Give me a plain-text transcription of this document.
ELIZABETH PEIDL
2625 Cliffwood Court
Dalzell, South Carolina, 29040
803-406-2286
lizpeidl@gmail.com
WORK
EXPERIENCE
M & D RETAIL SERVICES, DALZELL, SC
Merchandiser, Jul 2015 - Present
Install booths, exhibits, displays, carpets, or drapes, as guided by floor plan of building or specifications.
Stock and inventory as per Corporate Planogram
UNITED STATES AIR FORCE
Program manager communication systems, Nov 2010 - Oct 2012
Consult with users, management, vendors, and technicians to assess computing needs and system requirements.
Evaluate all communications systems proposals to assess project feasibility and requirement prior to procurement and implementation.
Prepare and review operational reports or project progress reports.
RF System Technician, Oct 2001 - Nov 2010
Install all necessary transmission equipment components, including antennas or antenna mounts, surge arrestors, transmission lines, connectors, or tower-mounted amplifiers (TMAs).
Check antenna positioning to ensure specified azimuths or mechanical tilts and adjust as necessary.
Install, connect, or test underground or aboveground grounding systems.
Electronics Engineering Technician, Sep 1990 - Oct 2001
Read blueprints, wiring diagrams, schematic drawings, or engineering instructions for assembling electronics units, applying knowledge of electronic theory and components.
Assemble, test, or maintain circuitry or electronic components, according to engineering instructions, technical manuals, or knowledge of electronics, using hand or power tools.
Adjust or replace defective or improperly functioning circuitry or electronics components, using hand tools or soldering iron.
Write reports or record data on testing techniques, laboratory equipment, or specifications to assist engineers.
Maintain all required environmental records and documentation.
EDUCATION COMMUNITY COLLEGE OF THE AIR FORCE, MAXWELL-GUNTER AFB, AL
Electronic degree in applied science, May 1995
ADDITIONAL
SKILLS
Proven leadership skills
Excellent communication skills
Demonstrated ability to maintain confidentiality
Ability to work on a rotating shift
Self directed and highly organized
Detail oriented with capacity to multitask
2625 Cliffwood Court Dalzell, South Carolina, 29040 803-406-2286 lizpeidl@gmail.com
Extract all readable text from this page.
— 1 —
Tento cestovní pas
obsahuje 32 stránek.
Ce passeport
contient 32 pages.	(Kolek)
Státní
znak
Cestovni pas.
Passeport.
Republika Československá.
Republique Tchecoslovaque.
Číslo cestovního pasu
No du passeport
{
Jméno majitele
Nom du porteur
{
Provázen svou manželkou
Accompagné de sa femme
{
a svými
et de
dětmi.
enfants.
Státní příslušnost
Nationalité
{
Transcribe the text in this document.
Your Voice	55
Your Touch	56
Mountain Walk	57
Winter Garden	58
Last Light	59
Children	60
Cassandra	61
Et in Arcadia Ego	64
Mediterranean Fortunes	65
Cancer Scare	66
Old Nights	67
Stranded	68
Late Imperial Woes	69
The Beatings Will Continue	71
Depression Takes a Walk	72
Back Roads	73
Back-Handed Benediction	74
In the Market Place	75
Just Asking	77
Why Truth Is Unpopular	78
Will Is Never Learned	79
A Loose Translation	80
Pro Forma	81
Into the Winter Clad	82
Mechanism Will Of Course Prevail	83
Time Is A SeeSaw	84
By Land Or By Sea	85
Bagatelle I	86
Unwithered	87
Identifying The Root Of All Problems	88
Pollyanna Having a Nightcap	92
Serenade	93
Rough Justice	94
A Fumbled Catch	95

· · · ·

Reproduce every line above without error.

Give me a plain-text transcription of this document.
ELIZABETH PEIDL
2625 Cliffwood Court
Dalzell, South Carolina, 29040
803-406-2286
lizpeidl@gmail.com
WORK
EXPERIENCE
M & D RETAIL SERVICES, DALZELL, SC
Merchandiser, Jul 2015 - Present
Install booths, exhibits, displays, carpets, or drapes, as guided by floor plan of building or specifications.
Stock and inventory as per Corporate Planogram
UNITED STATES AIR FORCE
Program manager communication systems, Nov 2010 - Oct 2012
Consult with users, management, vendors, and technicians to assess computing needs and system requirements.
Evaluate all communications systems proposals to assess project feasibility and requirement prior to procurement and implementation.
Prepare and review operational reports or project progress reports.
RF System Technician, Oct 2001 - Nov 2010
Install all necessary transmission equipment components, including antennas or antenna mounts, surge arrestors, transmission lines, connectors, or tower-mounted amplifiers (TMAs).
Check antenna positioning to ensure specified azimuths or mechanical tilts and adjust as necessary.
Install, connect, or test underground or aboveground grounding systems.
Electronics Engineering Technician, Sep 1990 - Oct 2001
Read blueprints, wiring diagrams, schematic drawings, or engineering instructions for assembling electronics units, applying knowledge of electronic theory and components.
Assemble, test, or maintain circuitry or electronic components, according to engineering instructions, technical manuals, or knowledge of electronics, using hand or power tools.
Adjust or replace defective or improperly functioning circuitry or electronics components, using hand tools or soldering iron.
Write reports or record data on testing techniques, laboratory equipment, or specifications to assist engineers.
Maintain all required environmental records and documentation.
EDUCATION COMMUNITY COLLEGE OF THE AIR FORCE, MAXWELL-GUNTER AFB, AL
Electronic degree in applied science, May 1995
ADDITIONAL
SKILLS
Proven leadership skills
Excellent communication skills
Demonstrated ability to maintain confidentiality
Ability to work on a rotating shift
Self directed and highly organized
Detail oriented with capacity to multitask
2625 Cliffwood Court Dalzell, South Carolina, 29040 803-406-2286 lizpeidl@gmail.com
Extract all readable text from this page.
— 1 —
Tento cestovní pas
obsahuje 32 stránek.
Ce passeport
contient 32 pages.	(Kolek)
Státní
znak
Cestovni pas.
Passeport.
Republika Československá.
Republique Tchecoslovaque.
Číslo cestovního pasu
No du passeport
{
Jméno majitele
Nom du porteur
{
Provázen svou manželkou
Accompagné de sa femme
{
a svými
et de
dětmi.
enfants.
Státní příslušnost
Nationalité
{
Transcribe the text in this document.
Your Voice	55
Your Touch	56
Mountain Walk	57
Winter Garden	58
Last Light	59
Children	60
Cassandra	61
Et in Arcadia Ego	64
Mediterranean Fortunes	65
Cancer Scare	66
Old Nights	67
Stranded	68
Late Imperial Woes	69
The Beatings Will Continue	71
Depression Takes a Walk	72
Back Roads	73
Back-Handed Benediction	74
In the Market Place	75
Just Asking	77
Why Truth Is Unpopular	78
Will Is Never Learned	79
A Loose Translation	80
Pro Forma	81
Into the Winter Clad	82
Mechanism Will Of Course Prevail	83
Time Is A SeeSaw	84
By Land Or By Sea	85
Bagatelle I	86
Unwithered	87
Identifying The Root Of All Problems	88
Pollyanna Having a Nightcap	92
Serenade	93
Rough Justice	94
A Fumbled Catch	95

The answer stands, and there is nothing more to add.